## Supplied material:
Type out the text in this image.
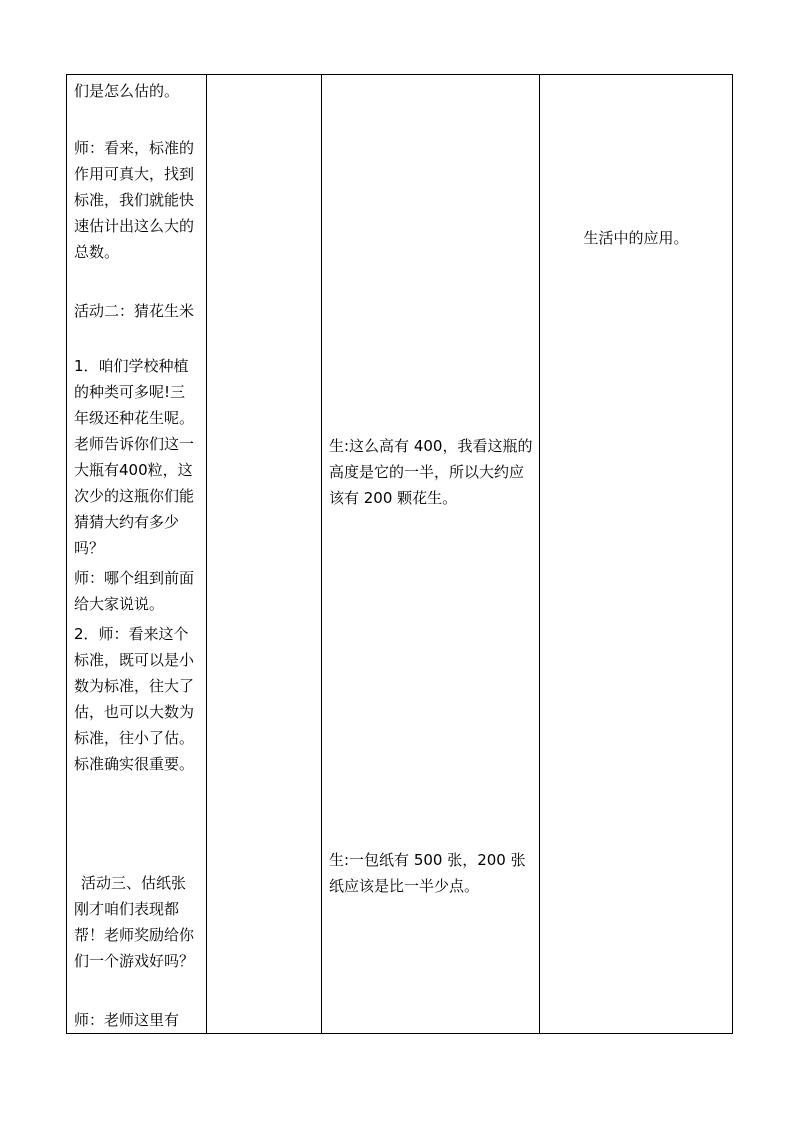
们是怎么估的。
师：看来，标准的作用可真大，找到标准，我们就能快速估计出这么大的总数。
活动二：猜花生米
1．咱们学校种植的种类可多呢!三年级还种花生呢。老师告诉你们这一大瓶有400粒，这次少的这瓶你们能猜猜大约有多少吗？
师：哪个组到前面给大家说说。
2．师：看来这个标准，既可以是小数为标准，往大了估，也可以大数为标准，往小了估。标准确实很重要。
活动三、估纸张
刚才咱们表现都帮！老师奖励给你们一个游戏好吗？
师：老师这里有

生:这么高有 400，我看这瓶的高度是它的一半，所以大约应该有 200 颗花生。
生:一包纸有 500 张，200 张纸应该是比一半少点。

生活中的应用。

## Work to complete:
Reproduce the whole listing exactly, but not the images in it.

## Reply to the task:
Type out the text in this image.
们是怎么估的。
师：看来，标准的作用可真大，找到标准，我们就能快速估计出这么大的总数。
活动二：猜花生米
1．咱们学校种植的种类可多呢!三年级还种花生呢。老师告诉你们这一大瓶有400粒，这次少的这瓶你们能猜猜大约有多少吗？
师：哪个组到前面给大家说说。
2．师：看来这个标准，既可以是小数为标准，往大了估，也可以大数为标准，往小了估。标准确实很重要。
活动三、估纸张
刚才咱们表现都帮！老师奖励给你们一个游戏好吗？
师：老师这里有

生:这么高有 400，我看这瓶的高度是它的一半，所以大约应该有 200 颗花生。
生:一包纸有 500 张，200 张纸应该是比一半少点。

生活中的应用。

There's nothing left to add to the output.